REQUIRED TASK: Below is the data. Give it again, complete and exact.

Dataset entries
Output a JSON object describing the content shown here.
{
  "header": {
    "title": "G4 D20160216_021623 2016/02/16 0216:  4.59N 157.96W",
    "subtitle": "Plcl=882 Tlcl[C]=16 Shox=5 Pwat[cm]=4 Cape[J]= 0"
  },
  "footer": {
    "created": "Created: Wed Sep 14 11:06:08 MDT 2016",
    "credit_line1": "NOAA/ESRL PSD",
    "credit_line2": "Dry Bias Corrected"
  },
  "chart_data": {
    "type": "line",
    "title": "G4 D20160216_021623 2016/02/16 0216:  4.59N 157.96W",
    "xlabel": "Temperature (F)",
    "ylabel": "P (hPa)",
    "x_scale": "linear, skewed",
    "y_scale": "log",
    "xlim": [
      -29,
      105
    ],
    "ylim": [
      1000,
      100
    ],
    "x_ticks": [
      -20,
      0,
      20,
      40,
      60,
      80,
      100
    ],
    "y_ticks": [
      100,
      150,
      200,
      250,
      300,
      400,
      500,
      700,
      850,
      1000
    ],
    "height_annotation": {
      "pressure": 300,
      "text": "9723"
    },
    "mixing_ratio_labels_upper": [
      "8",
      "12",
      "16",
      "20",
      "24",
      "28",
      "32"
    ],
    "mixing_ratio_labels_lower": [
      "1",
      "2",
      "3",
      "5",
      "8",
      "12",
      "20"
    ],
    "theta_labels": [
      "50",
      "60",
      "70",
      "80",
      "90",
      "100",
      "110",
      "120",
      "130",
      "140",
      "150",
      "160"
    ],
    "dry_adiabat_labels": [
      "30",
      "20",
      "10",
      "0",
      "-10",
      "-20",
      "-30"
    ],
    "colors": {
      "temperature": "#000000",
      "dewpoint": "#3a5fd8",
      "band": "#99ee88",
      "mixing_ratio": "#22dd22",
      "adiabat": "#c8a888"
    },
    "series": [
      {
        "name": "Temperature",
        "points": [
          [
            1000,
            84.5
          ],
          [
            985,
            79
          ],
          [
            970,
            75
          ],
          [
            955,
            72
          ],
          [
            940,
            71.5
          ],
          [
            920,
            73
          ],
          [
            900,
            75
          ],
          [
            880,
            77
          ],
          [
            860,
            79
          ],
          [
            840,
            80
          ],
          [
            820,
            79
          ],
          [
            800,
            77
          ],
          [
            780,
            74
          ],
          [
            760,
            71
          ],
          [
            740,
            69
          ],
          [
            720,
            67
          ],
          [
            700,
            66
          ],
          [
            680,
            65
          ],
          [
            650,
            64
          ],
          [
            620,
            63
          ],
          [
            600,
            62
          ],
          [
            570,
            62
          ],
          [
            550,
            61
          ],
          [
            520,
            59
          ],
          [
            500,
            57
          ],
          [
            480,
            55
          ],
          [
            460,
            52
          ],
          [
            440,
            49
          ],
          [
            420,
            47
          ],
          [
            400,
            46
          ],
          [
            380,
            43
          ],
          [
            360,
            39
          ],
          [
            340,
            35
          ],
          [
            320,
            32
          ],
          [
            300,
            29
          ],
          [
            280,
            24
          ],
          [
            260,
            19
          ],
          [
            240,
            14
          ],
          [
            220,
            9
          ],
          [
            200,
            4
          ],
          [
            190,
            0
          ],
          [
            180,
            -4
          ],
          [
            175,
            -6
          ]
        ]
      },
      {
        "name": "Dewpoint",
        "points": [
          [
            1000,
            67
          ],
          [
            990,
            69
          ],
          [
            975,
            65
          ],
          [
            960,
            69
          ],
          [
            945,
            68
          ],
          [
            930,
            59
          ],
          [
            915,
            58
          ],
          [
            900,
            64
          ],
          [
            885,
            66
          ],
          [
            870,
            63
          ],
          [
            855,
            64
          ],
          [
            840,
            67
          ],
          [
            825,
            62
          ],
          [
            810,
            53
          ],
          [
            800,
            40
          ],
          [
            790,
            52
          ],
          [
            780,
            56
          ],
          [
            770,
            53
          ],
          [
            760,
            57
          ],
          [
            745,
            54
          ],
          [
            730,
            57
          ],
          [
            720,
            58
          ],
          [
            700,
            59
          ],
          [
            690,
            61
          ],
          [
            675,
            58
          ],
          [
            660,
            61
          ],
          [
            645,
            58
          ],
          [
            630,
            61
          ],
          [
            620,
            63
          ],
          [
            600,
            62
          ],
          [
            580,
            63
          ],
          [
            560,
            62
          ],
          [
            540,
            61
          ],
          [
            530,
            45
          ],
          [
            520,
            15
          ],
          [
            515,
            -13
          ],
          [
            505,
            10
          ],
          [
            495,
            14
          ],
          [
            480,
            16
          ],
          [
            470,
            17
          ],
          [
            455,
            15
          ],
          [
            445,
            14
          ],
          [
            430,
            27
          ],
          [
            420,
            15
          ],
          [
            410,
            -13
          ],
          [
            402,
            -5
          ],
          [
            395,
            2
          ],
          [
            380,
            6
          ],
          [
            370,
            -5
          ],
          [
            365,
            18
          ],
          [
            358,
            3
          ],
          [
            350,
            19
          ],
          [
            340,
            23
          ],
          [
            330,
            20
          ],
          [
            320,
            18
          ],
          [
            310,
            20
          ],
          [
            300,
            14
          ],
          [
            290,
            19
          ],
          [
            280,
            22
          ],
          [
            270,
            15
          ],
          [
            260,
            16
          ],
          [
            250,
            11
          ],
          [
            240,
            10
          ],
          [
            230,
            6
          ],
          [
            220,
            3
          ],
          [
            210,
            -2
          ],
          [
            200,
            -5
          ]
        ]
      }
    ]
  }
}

RESPONSE TO THIS EXERCISE:
Output a JSON object describing the content shown here.
{
  "header": {
    "title": "G4 D20160216_021623 2016/02/16 0216:  4.59N 157.96W",
    "subtitle": "Plcl=882 Tlcl[C]=16 Shox=5 Pwat[cm]=4 Cape[J]= 0"
  },
  "footer": {
    "created": "Created: Wed Sep 14 11:06:08 MDT 2016",
    "credit_line1": "NOAA/ESRL PSD",
    "credit_line2": "Dry Bias Corrected"
  },
  "chart_data": {
    "type": "line",
    "title": "G4 D20160216_021623 2016/02/16 0216:  4.59N 157.96W",
    "xlabel": "Temperature (F)",
    "ylabel": "P (hPa)",
    "x_scale": "linear, skewed",
    "y_scale": "log",
    "xlim": [
      -29,
      105
    ],
    "ylim": [
      1000,
      100
    ],
    "x_ticks": [
      -20,
      0,
      20,
      40,
      60,
      80,
      100
    ],
    "y_ticks": [
      100,
      150,
      200,
      250,
      300,
      400,
      500,
      700,
      850,
      1000
    ],
    "height_annotation": {
      "pressure": 300,
      "text": "9723"
    },
    "mixing_ratio_labels_upper": [
      "8",
      "12",
      "16",
      "20",
      "24",
      "28",
      "32"
    ],
    "mixing_ratio_labels_lower": [
      "1",
      "2",
      "3",
      "5",
      "8",
      "12",
      "20"
    ],
    "theta_labels": [
      "50",
      "60",
      "70",
      "80",
      "90",
      "100",
      "110",
      "120",
      "130",
      "140",
      "150",
      "160"
    ],
    "dry_adiabat_labels": [
      "30",
      "20",
      "10",
      "0",
      "-10",
      "-20",
      "-30"
    ],
    "colors": {
      "temperature": "#000000",
      "dewpoint": "#3a5fd8",
      "band": "#99ee88",
      "mixing_ratio": "#22dd22",
      "adiabat": "#c8a888"
    },
    "series": [
      {
        "name": "Temperature",
        "points": [
          [
            1000,
            84.5
          ],
          [
            985,
            79
          ],
          [
            970,
            75
          ],
          [
            955,
            72
          ],
          [
            940,
            71.5
          ],
          [
            920,
            73
          ],
          [
            900,
            75
          ],
          [
            880,
            77
          ],
          [
            860,
            79
          ],
          [
            840,
            80
          ],
          [
            820,
            79
          ],
          [
            800,
            77
          ],
          [
            780,
            74
          ],
          [
            760,
            71
          ],
          [
            740,
            69
          ],
          [
            720,
            67
          ],
          [
            700,
            66
          ],
          [
            680,
            65
          ],
          [
            650,
            64
          ],
          [
            620,
            63
          ],
          [
            600,
            62
          ],
          [
            570,
            62
          ],
          [
            550,
            61
          ],
          [
            520,
            59
          ],
          [
            500,
            57
          ],
          [
            480,
            55
          ],
          [
            460,
            52
          ],
          [
            440,
            49
          ],
          [
            420,
            47
          ],
          [
            400,
            46
          ],
          [
            380,
            43
          ],
          [
            360,
            39
          ],
          [
            340,
            35
          ],
          [
            320,
            32
          ],
          [
            300,
            29
          ],
          [
            280,
            24
          ],
          [
            260,
            19
          ],
          [
            240,
            14
          ],
          [
            220,
            9
          ],
          [
            200,
            4
          ],
          [
            190,
            0
          ],
          [
            180,
            -4
          ],
          [
            175,
            -6
          ]
        ]
      },
      {
        "name": "Dewpoint",
        "points": [
          [
            1000,
            67
          ],
          [
            990,
            69
          ],
          [
            975,
            65
          ],
          [
            960,
            69
          ],
          [
            945,
            68
          ],
          [
            930,
            59
          ],
          [
            915,
            58
          ],
          [
            900,
            64
          ],
          [
            885,
            66
          ],
          [
            870,
            63
          ],
          [
            855,
            64
          ],
          [
            840,
            67
          ],
          [
            825,
            62
          ],
          [
            810,
            53
          ],
          [
            800,
            40
          ],
          [
            790,
            52
          ],
          [
            780,
            56
          ],
          [
            770,
            53
          ],
          [
            760,
            57
          ],
          [
            745,
            54
          ],
          [
            730,
            57
          ],
          [
            720,
            58
          ],
          [
            700,
            59
          ],
          [
            690,
            61
          ],
          [
            675,
            58
          ],
          [
            660,
            61
          ],
          [
            645,
            58
          ],
          [
            630,
            61
          ],
          [
            620,
            63
          ],
          [
            600,
            62
          ],
          [
            580,
            63
          ],
          [
            560,
            62
          ],
          [
            540,
            61
          ],
          [
            530,
            45
          ],
          [
            520,
            15
          ],
          [
            515,
            -13
          ],
          [
            505,
            10
          ],
          [
            495,
            14
          ],
          [
            480,
            16
          ],
          [
            470,
            17
          ],
          [
            455,
            15
          ],
          [
            445,
            14
          ],
          [
            430,
            27
          ],
          [
            420,
            15
          ],
          [
            410,
            -13
          ],
          [
            402,
            -5
          ],
          [
            395,
            2
          ],
          [
            380,
            6
          ],
          [
            370,
            -5
          ],
          [
            365,
            18
          ],
          [
            358,
            3
          ],
          [
            350,
            19
          ],
          [
            340,
            23
          ],
          [
            330,
            20
          ],
          [
            320,
            18
          ],
          [
            310,
            20
          ],
          [
            300,
            14
          ],
          [
            290,
            19
          ],
          [
            280,
            22
          ],
          [
            270,
            15
          ],
          [
            260,
            16
          ],
          [
            250,
            11
          ],
          [
            240,
            10
          ],
          [
            230,
            6
          ],
          [
            220,
            3
          ],
          [
            210,
            -2
          ],
          [
            200,
            -5
          ]
        ]
      }
    ]
  }
}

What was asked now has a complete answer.